Records from a collection:

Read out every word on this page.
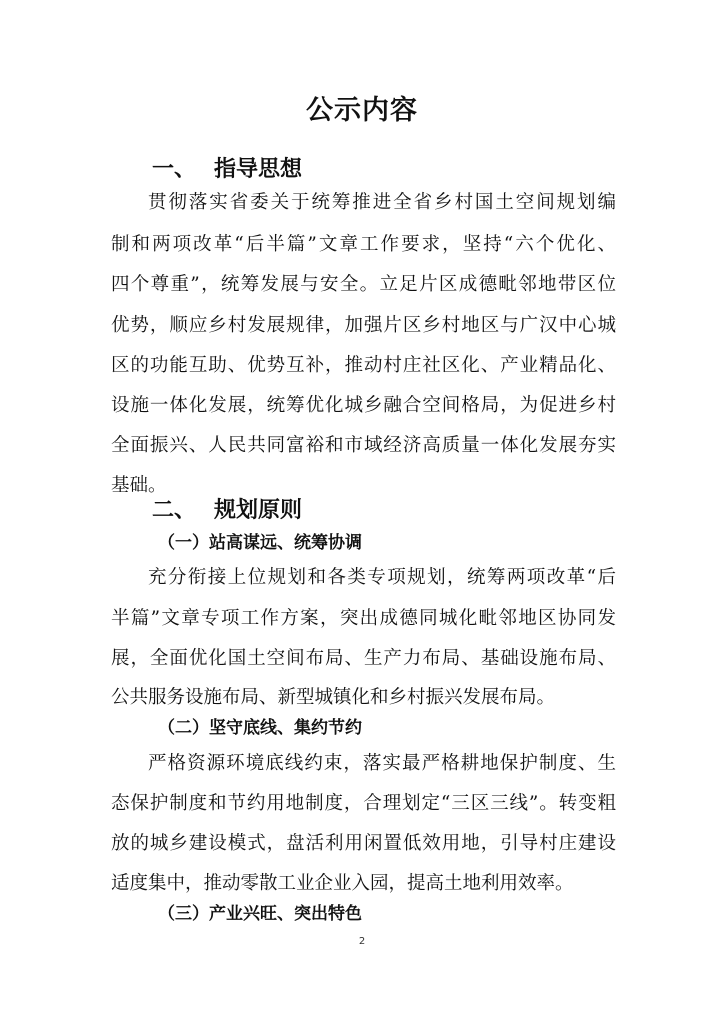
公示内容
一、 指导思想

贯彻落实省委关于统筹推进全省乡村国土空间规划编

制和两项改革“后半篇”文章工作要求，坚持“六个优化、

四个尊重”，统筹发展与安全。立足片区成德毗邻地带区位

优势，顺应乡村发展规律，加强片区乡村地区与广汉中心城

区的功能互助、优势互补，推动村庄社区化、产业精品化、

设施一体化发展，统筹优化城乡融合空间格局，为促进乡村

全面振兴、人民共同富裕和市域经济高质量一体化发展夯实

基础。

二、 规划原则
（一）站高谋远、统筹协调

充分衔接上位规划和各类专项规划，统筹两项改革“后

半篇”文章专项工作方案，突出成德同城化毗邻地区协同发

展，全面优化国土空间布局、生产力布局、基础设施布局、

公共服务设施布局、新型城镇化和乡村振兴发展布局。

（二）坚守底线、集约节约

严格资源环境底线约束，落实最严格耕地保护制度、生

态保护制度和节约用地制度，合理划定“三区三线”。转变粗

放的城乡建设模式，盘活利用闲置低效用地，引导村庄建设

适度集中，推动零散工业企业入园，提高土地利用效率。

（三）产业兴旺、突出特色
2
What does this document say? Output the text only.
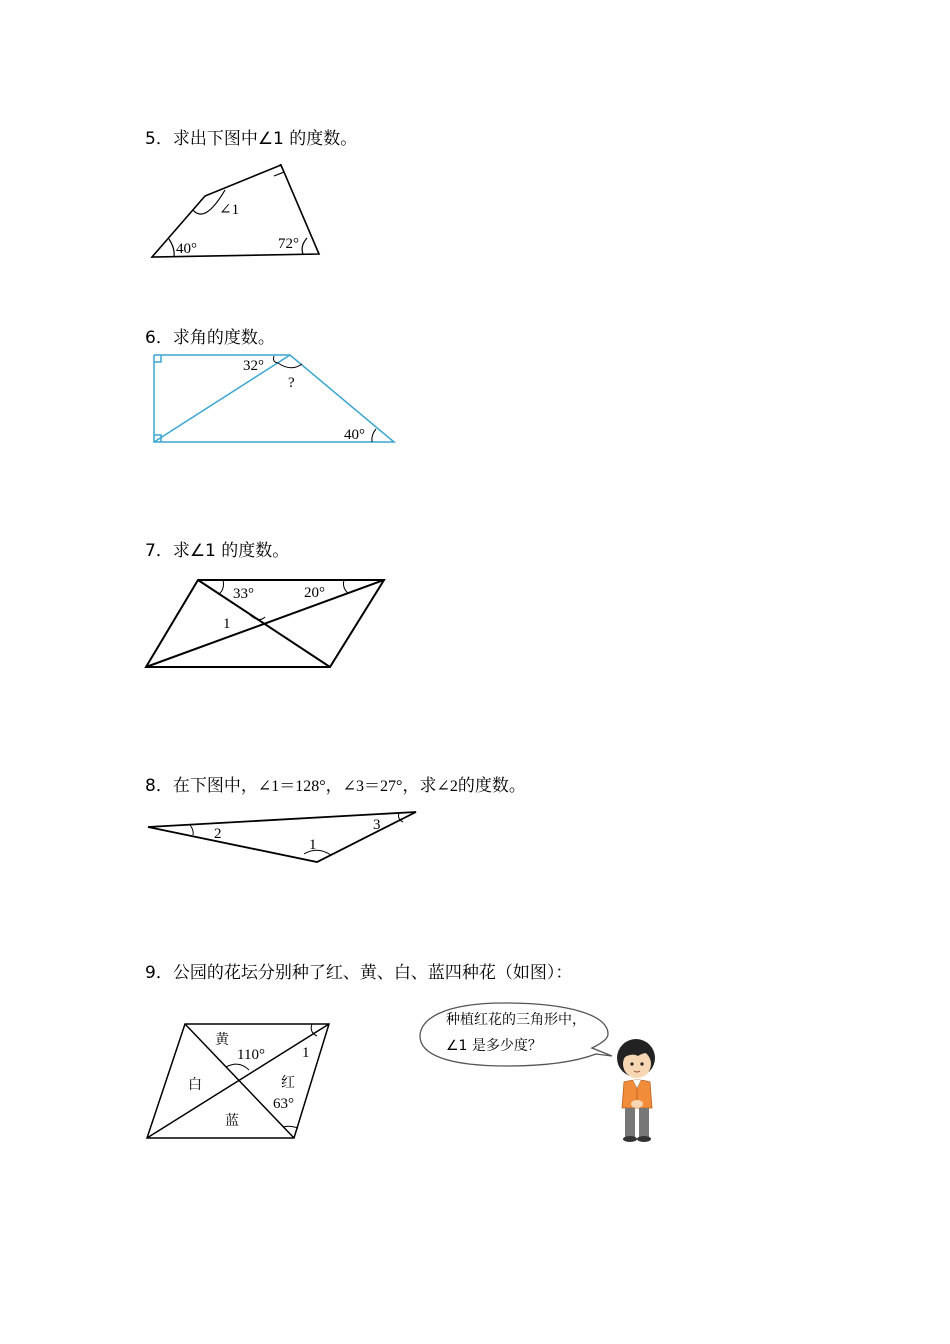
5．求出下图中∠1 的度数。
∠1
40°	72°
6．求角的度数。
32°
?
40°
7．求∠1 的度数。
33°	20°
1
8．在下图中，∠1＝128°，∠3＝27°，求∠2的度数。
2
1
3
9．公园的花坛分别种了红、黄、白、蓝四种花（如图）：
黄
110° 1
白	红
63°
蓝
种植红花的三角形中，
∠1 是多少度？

**Instruction**
Gather from the data above every line with the string "this".

**Complete answer**
Read out every word on this page.
What does this document say? Output the text only.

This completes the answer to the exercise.